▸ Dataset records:
......

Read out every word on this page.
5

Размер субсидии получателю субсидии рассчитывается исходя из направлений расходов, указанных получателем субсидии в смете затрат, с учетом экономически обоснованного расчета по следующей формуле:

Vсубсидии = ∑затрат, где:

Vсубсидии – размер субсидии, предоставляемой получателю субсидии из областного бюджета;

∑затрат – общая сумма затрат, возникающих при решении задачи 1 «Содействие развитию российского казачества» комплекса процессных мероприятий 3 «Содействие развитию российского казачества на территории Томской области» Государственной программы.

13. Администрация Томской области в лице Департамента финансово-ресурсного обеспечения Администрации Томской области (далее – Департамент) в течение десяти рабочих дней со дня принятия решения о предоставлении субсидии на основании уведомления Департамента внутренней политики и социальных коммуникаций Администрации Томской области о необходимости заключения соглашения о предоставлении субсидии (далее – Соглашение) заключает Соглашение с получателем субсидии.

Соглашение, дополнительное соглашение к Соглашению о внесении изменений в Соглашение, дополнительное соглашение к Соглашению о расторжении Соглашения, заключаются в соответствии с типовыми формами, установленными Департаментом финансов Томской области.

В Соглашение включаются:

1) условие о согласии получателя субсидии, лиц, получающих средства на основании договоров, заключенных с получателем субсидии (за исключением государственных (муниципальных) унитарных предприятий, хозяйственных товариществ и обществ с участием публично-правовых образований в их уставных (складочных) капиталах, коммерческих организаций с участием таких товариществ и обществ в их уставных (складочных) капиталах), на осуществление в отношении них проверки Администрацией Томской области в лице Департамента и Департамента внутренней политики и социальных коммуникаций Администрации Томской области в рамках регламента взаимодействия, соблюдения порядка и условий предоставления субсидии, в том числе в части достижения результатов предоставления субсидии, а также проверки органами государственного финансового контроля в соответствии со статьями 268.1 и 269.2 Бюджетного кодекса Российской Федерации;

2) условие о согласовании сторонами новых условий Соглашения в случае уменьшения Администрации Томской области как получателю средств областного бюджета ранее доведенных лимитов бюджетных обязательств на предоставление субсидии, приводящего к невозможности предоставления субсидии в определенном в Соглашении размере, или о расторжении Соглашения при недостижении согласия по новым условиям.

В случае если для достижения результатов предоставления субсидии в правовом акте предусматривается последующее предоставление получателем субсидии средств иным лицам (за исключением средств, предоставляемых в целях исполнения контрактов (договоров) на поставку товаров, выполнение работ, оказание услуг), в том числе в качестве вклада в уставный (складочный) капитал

......

▸ SHORT TASK: Across the entries, how many lines contain "Vсубсидии"? Reply with the number only.

▸ EXERCISE OUTPUT: 2